» **What is required**:
Set each entry down verbatim, omitting images.

========================================

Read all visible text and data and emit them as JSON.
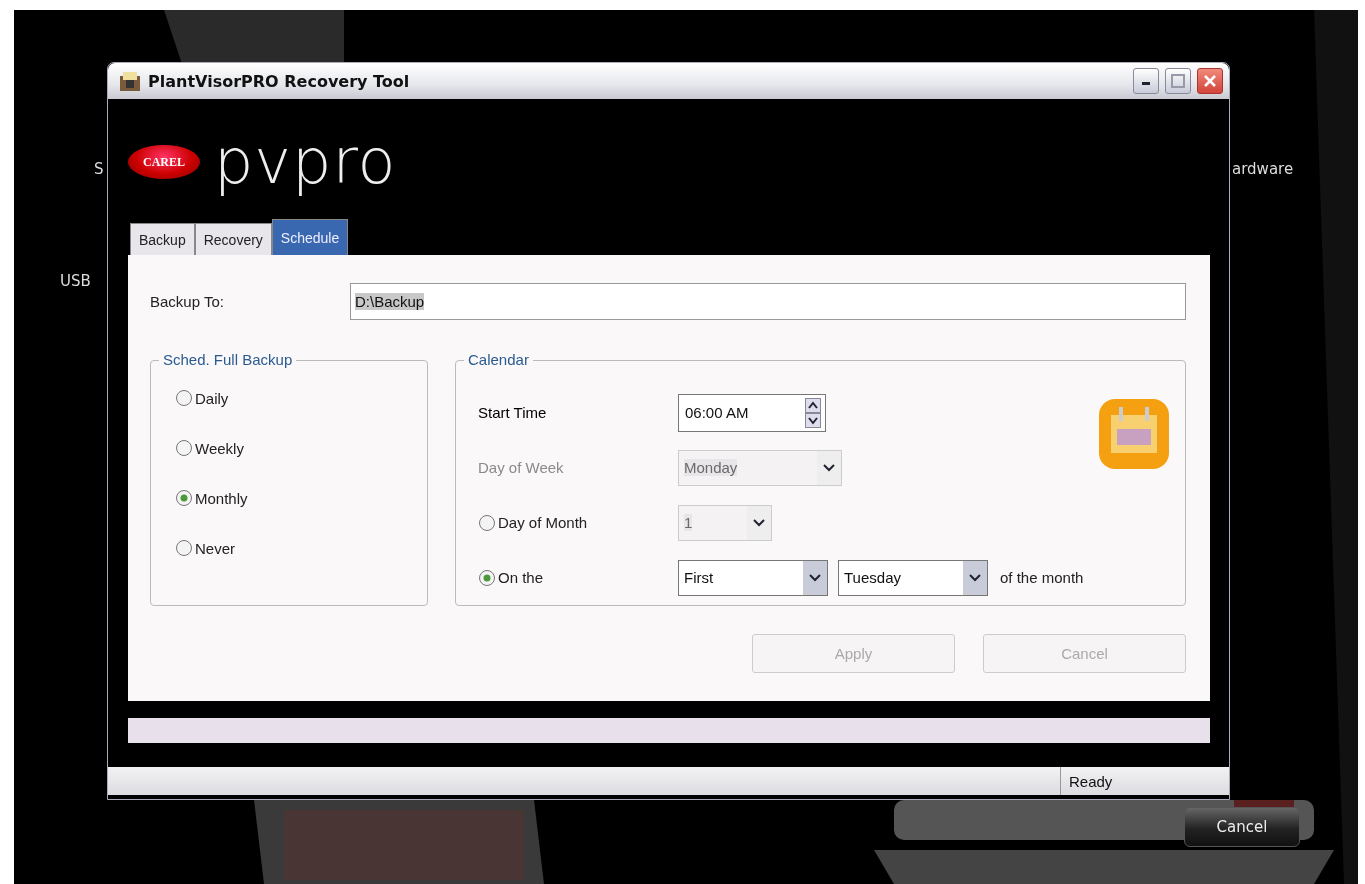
{
  "background": {
    "labels": [
      {
        "text": "S",
        "kind": "left"
      },
      {
        "text": "ardware",
        "kind": "right"
      },
      {
        "text": "USB",
        "kind": "left2"
      }
    ],
    "cancel_button": "Cancel"
  },
  "window": {
    "title": "PlantVisorPRO Recovery Tool"
  },
  "logo": {
    "badge": "CAREL",
    "wordmark": "pvpro"
  },
  "tabs": [
    {
      "label": "Backup",
      "selected": false
    },
    {
      "label": "Recovery",
      "selected": false
    },
    {
      "label": "Schedule",
      "selected": true
    }
  ],
  "backup_to": {
    "label": "Backup To:",
    "value": "D:\\Backup"
  },
  "schedule_group": {
    "title": "Sched. Full Backup",
    "options": [
      {
        "label": "Daily",
        "selected": false
      },
      {
        "label": "Weekly",
        "selected": false
      },
      {
        "label": "Monthly",
        "selected": true
      },
      {
        "label": "Never",
        "selected": false
      }
    ]
  },
  "calendar": {
    "title": "Calendar",
    "start_time": {
      "label": "Start Time",
      "value": "06:00 AM"
    },
    "day_of_week": {
      "label": "Day of Week",
      "value": "Monday",
      "disabled": true
    },
    "day_of_month": {
      "label": "Day of Month",
      "value": "1",
      "selected": false,
      "disabled": true
    },
    "on_the": {
      "label": "On the",
      "selected": true,
      "ordinal": "First",
      "weekday": "Tuesday",
      "suffix": "of the month"
    }
  },
  "buttons": [
    {
      "label": "Apply",
      "disabled": true
    },
    {
      "label": "Cancel",
      "disabled": true
    }
  ],
  "progress": {
    "level": 0
  },
  "status_bar": {
    "text": "Ready"
  }
}
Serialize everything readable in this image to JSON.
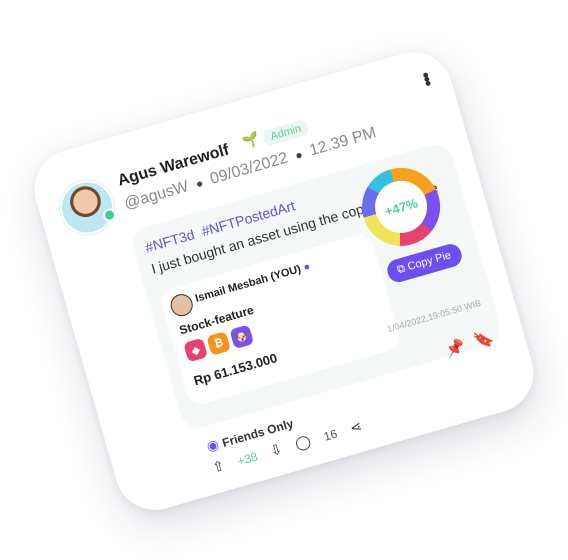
{
  "post": {
    "author_name": "Agus Warewolf",
    "role_badge": "Admin",
    "handle": "@agusW",
    "date": "09/03/2022",
    "time": "12.39 PM",
    "hashtags": [
      "#NFT3d",
      "#NFTPostedArt"
    ],
    "caption": "I just bought an asset using the copy pie feature"
  },
  "asset": {
    "owner": "Ismail Mesbah (YOU)",
    "feature_label": "Stock-feature",
    "coins": [
      {
        "symbol": "◆",
        "color": "#e8416f"
      },
      {
        "symbol": "₿",
        "color": "#f7931a"
      },
      {
        "symbol": "🐶",
        "color": "#7c4ff0"
      }
    ],
    "price": "Rp 61.153.000",
    "pie_change": "+47%",
    "copy_label": "Copy Pie",
    "timestamp": "1/04/2022,19:05:50 WIB"
  },
  "footer": {
    "visibility": "Friends Only",
    "upvotes": "+38",
    "comments": "16"
  },
  "icons": [
    "sprout-icon",
    "verified-icon",
    "more-icon",
    "eye-icon",
    "upvote-icon",
    "downvote-icon",
    "comment-icon",
    "share-icon",
    "pin-icon",
    "bookmark-icon",
    "copy-icon"
  ],
  "colors": {
    "accent": "#6c4ef2",
    "positive": "#4fd1a8",
    "badge_bg": "#e8f7ef"
  }
}
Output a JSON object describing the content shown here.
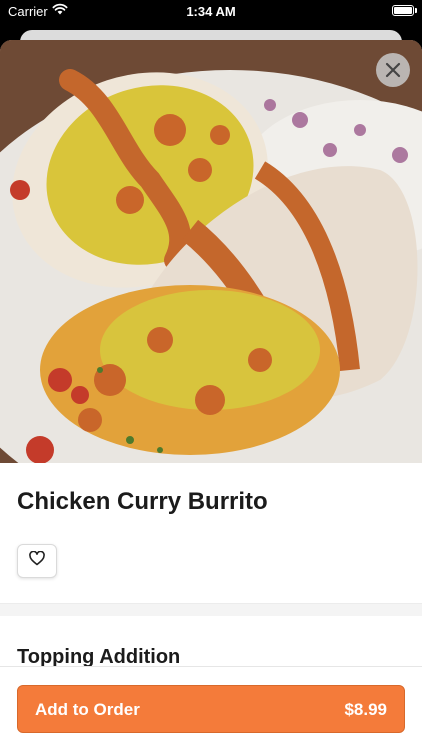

========================================

» **Task solution**:
Read all visible text and data and emit them as JSON.
{
  "background": {
    "labels": [
      {
        "text": "S",
        "kind": "left"
      },
      {
        "text": "ardware",
        "kind": "right"
      },
      {
        "text": "USB",
        "kind": "left2"
      }
    ],
    "cancel_button": "Cancel"
  },
  "window": {
    "title": "PlantVisorPRO Recovery Tool"
  },
  "logo": {
    "badge": "CAREL",
    "wordmark": "pvpro"
  },
  "tabs": [
    {
      "label": "Backup",
      "selected": false
    },
    {
      "label": "Recovery",
      "selected": false
    },
    {
      "label": "Schedule",
      "selected": true
    }
  ],
  "backup_to": {
    "label": "Backup To:",
    "value": "D:\\Backup"
  },
  "schedule_group": {
    "title": "Sched. Full Backup",
    "options": [
      {
        "label": "Daily",
        "selected": false
      },
      {
        "label": "Weekly",
        "selected": false
      },
      {
        "label": "Monthly",
        "selected": true
      },
      {
        "label": "Never",
        "selected": false
      }
    ]
  },
  "calendar": {
    "title": "Calendar",
    "start_time": {
      "label": "Start Time",
      "value": "06:00 AM"
    },
    "day_of_week": {
      "label": "Day of Week",
      "value": "Monday",
      "disabled": true
    },
    "day_of_month": {
      "label": "Day of Month",
      "value": "1",
      "selected": false,
      "disabled": true
    },
    "on_the": {
      "label": "On the",
      "selected": true,
      "ordinal": "First",
      "weekday": "Tuesday",
      "suffix": "of the month"
    }
  },
  "buttons": [
    {
      "label": "Apply",
      "disabled": true
    },
    {
      "label": "Cancel",
      "disabled": true
    }
  ],
  "progress": {
    "level": 0
  },
  "status_bar": {
    "text": "Ready"
  }
}
Serialize everything readable in this image to JSON.
{
  "post": {
    "author_name": "Agus Warewolf",
    "role_badge": "Admin",
    "handle": "@agusW",
    "date": "09/03/2022",
    "time": "12.39 PM",
    "hashtags": [
      "#NFT3d",
      "#NFTPostedArt"
    ],
    "caption": "I just bought an asset using the copy pie feature"
  },
  "asset": {
    "owner": "Ismail Mesbah (YOU)",
    "feature_label": "Stock-feature",
    "coins": [
      {
        "symbol": "◆",
        "color": "#e8416f"
      },
      {
        "symbol": "₿",
        "color": "#f7931a"
      },
      {
        "symbol": "🐶",
        "color": "#7c4ff0"
      }
    ],
    "price": "Rp 61.153.000",
    "pie_change": "+47%",
    "copy_label": "Copy Pie",
    "timestamp": "1/04/2022,19:05:50 WIB"
  },
  "footer": {
    "visibility": "Friends Only",
    "upvotes": "+38",
    "comments": "16"
  },
  "icons": [
    "sprout-icon",
    "verified-icon",
    "more-icon",
    "eye-icon",
    "upvote-icon",
    "downvote-icon",
    "comment-icon",
    "share-icon",
    "pin-icon",
    "bookmark-icon",
    "copy-icon"
  ],
  "colors": {
    "accent": "#6c4ef2",
    "positive": "#4fd1a8",
    "badge_bg": "#e8f7ef"
  }
}
Output a JSON object describing the content shown here.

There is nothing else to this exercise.